Produce an exact transcription of the listing below, omitting the pictures.

> _Recorded data_
= = = =

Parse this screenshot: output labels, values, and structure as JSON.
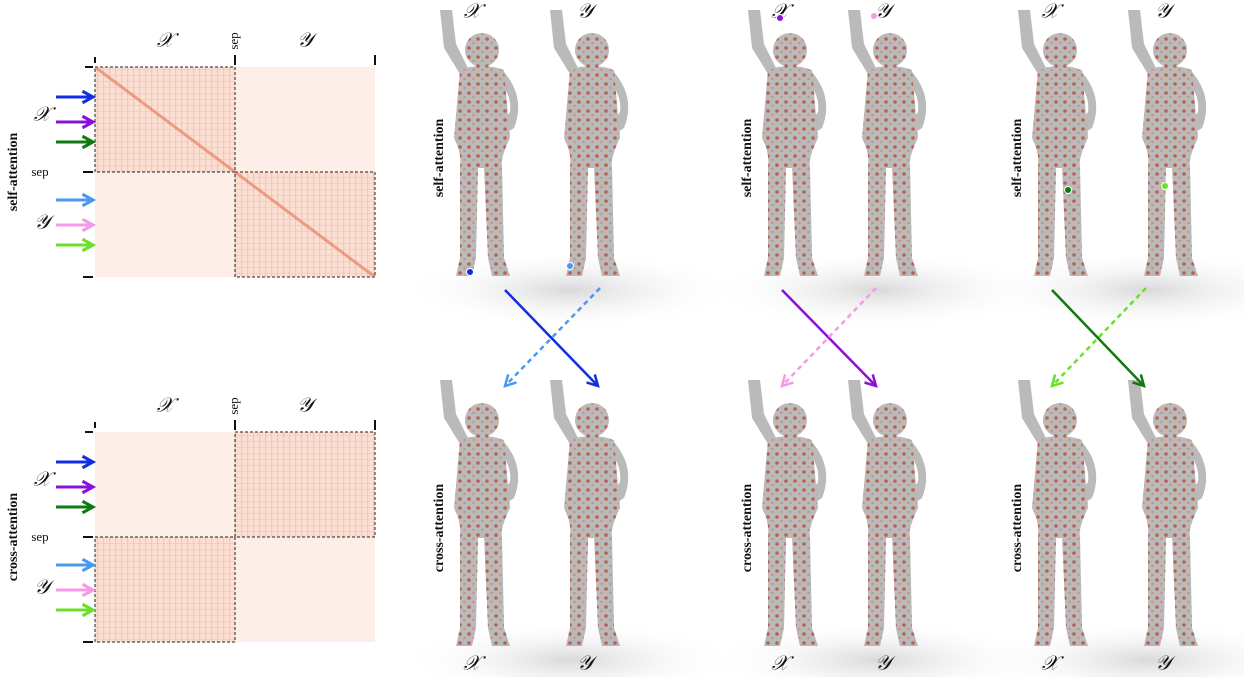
{
  "heatmaps": [
    {
      "title": "self-attention",
      "top_labels": [
        "𝒳",
        "sep",
        "𝒴"
      ],
      "side_labels": [
        "𝒳",
        "sep",
        "𝒴"
      ]
    },
    {
      "title": "cross-attention",
      "top_labels": [
        "𝒳",
        "sep",
        "𝒴"
      ],
      "side_labels": [
        "𝒳",
        "sep",
        "𝒴"
      ]
    }
  ],
  "renders": {
    "top_row": [
      {
        "title": "self-attention",
        "labels": [
          "𝒳",
          "𝒴"
        ]
      },
      {
        "title": "self-attention",
        "labels": [
          "𝒳",
          "𝒴"
        ]
      },
      {
        "title": "self-attention",
        "labels": [
          "𝒳",
          "𝒴"
        ]
      }
    ],
    "bottom_row": [
      {
        "title": "cross-attention",
        "labels": [
          "𝒳",
          "𝒴"
        ]
      },
      {
        "title": "cross-attention",
        "labels": [
          "𝒳",
          "𝒴"
        ]
      },
      {
        "title": "cross-attention",
        "labels": [
          "𝒳",
          "𝒴"
        ]
      }
    ]
  }
}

= = = =

> _Response to this exercise_
Parse this screenshot: output labels, values, and structure as JSON.
{
  "heatmaps": [
    {
      "title": "self-attention",
      "top_labels": [
        "𝒳",
        "sep",
        "𝒴"
      ],
      "side_labels": [
        "𝒳",
        "sep",
        "𝒴"
      ]
    },
    {
      "title": "cross-attention",
      "top_labels": [
        "𝒳",
        "sep",
        "𝒴"
      ],
      "side_labels": [
        "𝒳",
        "sep",
        "𝒴"
      ]
    }
  ],
  "renders": {
    "top_row": [
      {
        "title": "self-attention",
        "labels": [
          "𝒳",
          "𝒴"
        ]
      },
      {
        "title": "self-attention",
        "labels": [
          "𝒳",
          "𝒴"
        ]
      },
      {
        "title": "self-attention",
        "labels": [
          "𝒳",
          "𝒴"
        ]
      }
    ],
    "bottom_row": [
      {
        "title": "cross-attention",
        "labels": [
          "𝒳",
          "𝒴"
        ]
      },
      {
        "title": "cross-attention",
        "labels": [
          "𝒳",
          "𝒴"
        ]
      },
      {
        "title": "cross-attention",
        "labels": [
          "𝒳",
          "𝒴"
        ]
      }
    ]
  }
}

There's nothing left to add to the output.